- _SHORT PROBLEM_
Select from the records below every line that has the word "this" in it.

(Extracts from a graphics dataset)
* * *

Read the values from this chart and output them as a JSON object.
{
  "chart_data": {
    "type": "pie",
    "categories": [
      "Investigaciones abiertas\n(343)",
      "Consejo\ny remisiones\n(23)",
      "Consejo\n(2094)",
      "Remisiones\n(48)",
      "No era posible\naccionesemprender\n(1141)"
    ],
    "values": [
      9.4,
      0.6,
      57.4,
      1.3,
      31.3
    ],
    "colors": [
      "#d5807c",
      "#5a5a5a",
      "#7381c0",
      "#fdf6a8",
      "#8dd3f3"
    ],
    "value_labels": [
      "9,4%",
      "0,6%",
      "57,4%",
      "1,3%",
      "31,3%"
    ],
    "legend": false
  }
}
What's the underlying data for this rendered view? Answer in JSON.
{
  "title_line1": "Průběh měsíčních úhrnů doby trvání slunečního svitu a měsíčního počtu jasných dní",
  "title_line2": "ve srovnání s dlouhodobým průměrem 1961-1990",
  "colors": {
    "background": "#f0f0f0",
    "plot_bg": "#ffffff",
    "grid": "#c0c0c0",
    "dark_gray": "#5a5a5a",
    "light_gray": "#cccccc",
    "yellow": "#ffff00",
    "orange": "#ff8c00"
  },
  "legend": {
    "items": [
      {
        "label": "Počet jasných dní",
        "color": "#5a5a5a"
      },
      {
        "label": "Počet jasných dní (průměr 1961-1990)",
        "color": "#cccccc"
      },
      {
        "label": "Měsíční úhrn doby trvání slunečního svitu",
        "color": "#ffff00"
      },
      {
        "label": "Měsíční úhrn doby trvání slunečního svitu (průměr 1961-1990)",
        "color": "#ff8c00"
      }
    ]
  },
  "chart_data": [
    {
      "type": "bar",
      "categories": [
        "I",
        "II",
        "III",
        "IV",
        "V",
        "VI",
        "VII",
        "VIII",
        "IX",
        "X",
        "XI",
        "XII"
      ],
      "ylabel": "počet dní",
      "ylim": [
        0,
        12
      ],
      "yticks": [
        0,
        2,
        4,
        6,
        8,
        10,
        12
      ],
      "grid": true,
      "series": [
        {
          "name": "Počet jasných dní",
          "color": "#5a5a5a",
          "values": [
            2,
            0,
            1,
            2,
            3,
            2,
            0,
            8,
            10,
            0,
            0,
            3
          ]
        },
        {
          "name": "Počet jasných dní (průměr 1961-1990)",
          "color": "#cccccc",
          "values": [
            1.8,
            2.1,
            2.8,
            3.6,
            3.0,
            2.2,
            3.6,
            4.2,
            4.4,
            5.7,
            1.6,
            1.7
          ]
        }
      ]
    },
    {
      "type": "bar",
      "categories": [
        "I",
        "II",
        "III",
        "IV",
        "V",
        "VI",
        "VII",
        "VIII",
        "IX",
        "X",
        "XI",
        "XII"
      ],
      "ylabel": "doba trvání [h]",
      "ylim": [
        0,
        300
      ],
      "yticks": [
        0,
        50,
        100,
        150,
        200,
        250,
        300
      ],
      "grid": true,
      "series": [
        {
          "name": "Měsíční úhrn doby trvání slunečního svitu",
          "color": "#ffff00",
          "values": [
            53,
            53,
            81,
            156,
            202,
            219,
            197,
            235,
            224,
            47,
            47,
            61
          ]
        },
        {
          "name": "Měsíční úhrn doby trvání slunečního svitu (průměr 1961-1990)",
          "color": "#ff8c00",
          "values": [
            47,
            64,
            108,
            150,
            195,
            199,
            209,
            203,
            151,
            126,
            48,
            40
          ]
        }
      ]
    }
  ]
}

* * *

- _FINAL RESULT_
Read the values from this chart and output them as a JSON object.
What's the underlying data for this rendered view? Answer in JSON.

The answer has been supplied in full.